═══ INFORMATION SUPPLIED ═══

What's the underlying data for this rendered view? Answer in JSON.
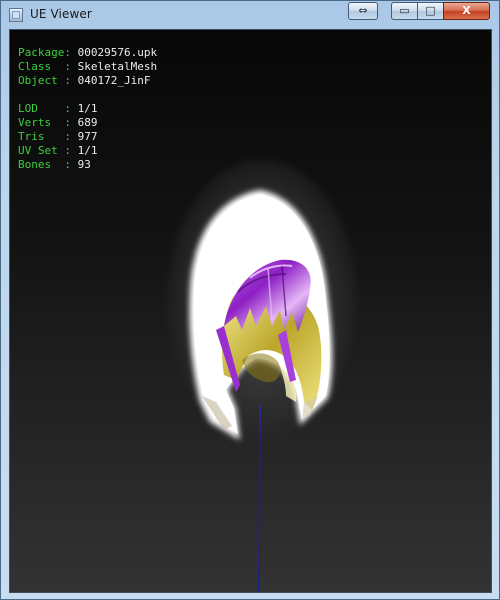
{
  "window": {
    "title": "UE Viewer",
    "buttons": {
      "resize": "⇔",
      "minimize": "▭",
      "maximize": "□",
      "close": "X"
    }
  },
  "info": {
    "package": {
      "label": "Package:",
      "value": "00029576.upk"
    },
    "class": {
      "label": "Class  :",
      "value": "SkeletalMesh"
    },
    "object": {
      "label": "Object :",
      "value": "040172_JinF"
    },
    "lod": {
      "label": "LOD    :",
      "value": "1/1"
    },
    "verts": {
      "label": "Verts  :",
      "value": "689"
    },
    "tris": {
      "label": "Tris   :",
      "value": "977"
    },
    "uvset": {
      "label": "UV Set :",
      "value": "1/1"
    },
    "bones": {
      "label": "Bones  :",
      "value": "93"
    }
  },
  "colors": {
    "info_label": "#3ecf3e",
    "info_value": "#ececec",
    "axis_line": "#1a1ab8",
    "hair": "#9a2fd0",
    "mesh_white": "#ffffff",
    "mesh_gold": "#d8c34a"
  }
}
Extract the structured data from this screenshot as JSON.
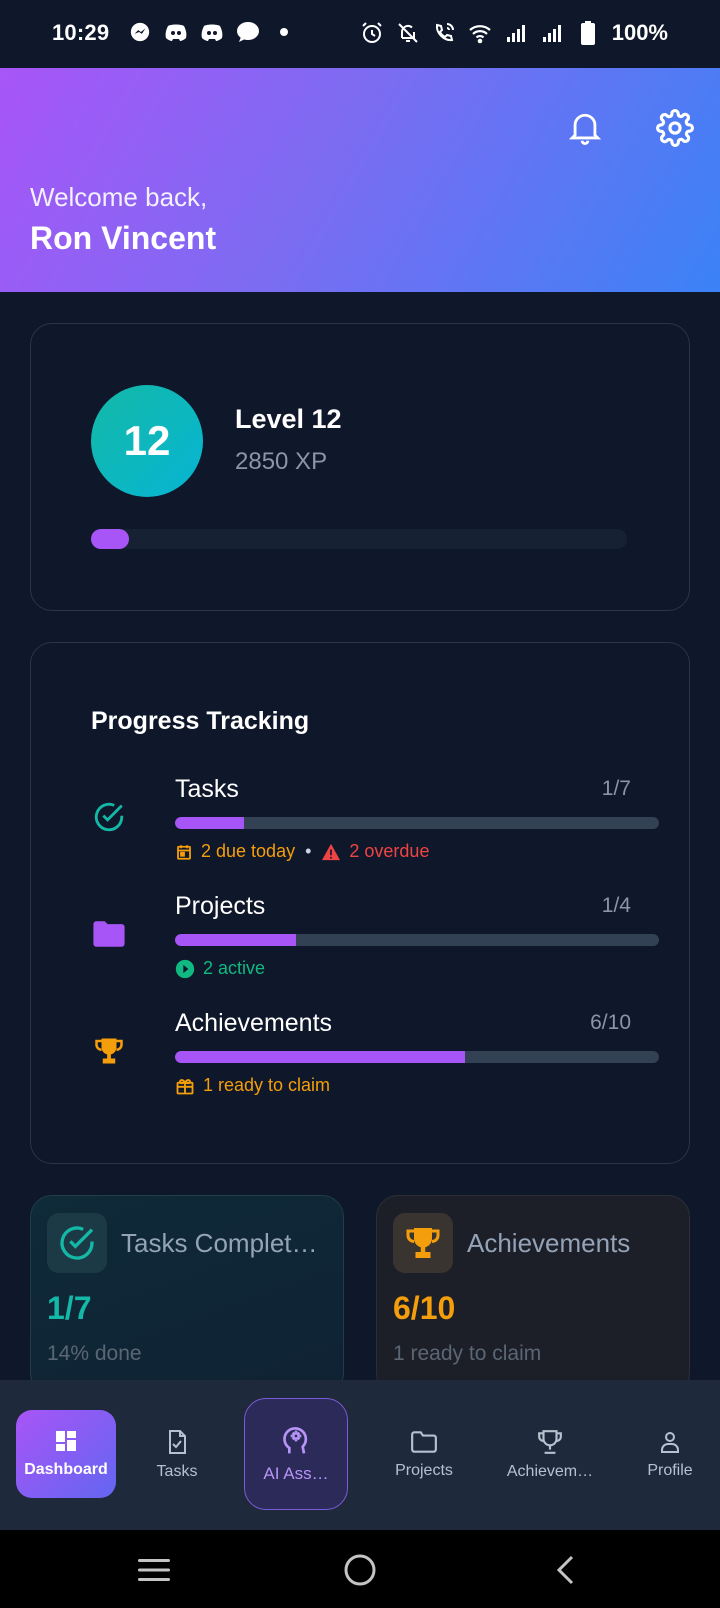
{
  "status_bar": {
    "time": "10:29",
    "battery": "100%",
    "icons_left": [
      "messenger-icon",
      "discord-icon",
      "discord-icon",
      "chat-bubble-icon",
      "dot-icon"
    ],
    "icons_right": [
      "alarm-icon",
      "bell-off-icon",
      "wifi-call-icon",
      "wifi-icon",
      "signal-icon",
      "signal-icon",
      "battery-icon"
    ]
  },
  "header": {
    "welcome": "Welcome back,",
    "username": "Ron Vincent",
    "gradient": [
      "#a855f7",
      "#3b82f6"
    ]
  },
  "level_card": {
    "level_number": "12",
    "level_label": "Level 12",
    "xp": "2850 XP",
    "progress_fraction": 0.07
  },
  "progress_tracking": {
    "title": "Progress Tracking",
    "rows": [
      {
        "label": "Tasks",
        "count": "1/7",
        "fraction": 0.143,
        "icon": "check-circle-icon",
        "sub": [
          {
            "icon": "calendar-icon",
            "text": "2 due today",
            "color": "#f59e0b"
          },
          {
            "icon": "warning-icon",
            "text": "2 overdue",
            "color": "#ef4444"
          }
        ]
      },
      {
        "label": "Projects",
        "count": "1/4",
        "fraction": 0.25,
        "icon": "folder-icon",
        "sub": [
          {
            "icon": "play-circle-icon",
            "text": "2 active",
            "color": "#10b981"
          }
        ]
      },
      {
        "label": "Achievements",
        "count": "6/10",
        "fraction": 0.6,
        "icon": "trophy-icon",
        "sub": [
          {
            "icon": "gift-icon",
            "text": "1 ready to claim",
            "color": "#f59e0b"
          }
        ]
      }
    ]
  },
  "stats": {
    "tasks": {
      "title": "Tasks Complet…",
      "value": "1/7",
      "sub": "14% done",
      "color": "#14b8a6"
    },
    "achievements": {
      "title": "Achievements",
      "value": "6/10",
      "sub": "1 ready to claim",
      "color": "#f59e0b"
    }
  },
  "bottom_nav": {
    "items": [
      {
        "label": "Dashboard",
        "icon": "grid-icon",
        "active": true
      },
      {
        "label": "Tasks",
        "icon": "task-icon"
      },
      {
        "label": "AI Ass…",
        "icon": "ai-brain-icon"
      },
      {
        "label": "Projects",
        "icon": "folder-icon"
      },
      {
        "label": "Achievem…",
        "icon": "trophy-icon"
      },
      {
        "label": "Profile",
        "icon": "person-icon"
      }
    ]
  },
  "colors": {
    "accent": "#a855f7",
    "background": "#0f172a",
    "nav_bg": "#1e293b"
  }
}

═══

*GIVEN PROBLEM:* Your answer should be a single number: the count of lines holding the word "claim".

*COMPLETED EXERCISE:* 2